Dataset rows =>

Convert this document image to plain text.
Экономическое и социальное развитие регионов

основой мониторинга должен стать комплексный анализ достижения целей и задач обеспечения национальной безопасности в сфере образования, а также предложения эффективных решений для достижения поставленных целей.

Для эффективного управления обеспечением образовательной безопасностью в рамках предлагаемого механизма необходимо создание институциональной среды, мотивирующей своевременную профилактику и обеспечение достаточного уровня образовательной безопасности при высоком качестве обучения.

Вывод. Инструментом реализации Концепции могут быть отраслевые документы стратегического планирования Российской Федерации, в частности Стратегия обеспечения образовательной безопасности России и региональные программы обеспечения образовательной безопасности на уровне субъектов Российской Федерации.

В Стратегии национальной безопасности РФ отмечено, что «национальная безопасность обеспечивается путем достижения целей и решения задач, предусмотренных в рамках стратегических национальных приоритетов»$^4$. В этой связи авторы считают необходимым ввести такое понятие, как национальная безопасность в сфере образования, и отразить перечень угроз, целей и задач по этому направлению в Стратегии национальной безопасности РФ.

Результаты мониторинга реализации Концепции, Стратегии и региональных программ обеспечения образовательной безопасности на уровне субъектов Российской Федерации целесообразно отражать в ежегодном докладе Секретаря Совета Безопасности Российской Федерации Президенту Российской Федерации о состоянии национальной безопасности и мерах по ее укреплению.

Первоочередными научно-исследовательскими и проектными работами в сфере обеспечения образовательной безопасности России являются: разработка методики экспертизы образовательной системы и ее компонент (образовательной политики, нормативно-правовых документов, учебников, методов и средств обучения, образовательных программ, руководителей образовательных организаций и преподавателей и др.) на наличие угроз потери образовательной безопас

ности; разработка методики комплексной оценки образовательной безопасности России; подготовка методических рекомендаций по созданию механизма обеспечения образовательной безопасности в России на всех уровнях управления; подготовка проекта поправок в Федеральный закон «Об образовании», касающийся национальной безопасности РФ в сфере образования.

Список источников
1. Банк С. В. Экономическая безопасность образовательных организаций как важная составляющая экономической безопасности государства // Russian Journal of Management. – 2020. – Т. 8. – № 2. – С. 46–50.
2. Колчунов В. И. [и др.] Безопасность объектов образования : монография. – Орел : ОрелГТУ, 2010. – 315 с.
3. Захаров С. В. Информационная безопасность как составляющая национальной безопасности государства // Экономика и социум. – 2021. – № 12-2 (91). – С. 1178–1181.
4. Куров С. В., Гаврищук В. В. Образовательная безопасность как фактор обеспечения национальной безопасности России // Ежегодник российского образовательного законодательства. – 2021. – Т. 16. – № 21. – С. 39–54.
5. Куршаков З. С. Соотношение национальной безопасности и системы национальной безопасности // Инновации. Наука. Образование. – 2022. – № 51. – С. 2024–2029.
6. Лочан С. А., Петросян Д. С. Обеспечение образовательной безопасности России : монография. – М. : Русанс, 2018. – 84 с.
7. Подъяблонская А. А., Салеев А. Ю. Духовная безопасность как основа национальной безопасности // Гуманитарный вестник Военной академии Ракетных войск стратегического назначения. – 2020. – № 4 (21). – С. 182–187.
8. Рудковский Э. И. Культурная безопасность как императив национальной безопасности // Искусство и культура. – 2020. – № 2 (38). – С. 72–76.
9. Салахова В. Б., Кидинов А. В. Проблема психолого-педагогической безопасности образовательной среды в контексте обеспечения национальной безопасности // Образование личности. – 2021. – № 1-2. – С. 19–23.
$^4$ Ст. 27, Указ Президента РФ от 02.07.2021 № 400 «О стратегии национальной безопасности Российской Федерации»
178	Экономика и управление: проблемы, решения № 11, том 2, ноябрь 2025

Given request =>
Search the data for "мониторинга". Copy every matching line.

Answer to this problem =>
основой мониторинга должен стать комплексный анализ достижения целей и задач обеспечения национальной безопасности в сфере образования, а также предложения эффективных решений для достижения поставленных целей.
Результаты мониторинга реализации Концепции, Стратегии и региональных программ обеспечения образовательной безопасности на уровне субъектов Российской Федерации целесообразно отражать в ежегодном докладе Секретаря Совета Безопасности Российской Федерации Президенту Российской Федерации о состоянии национальной безопасности и мерах по ее укреплению.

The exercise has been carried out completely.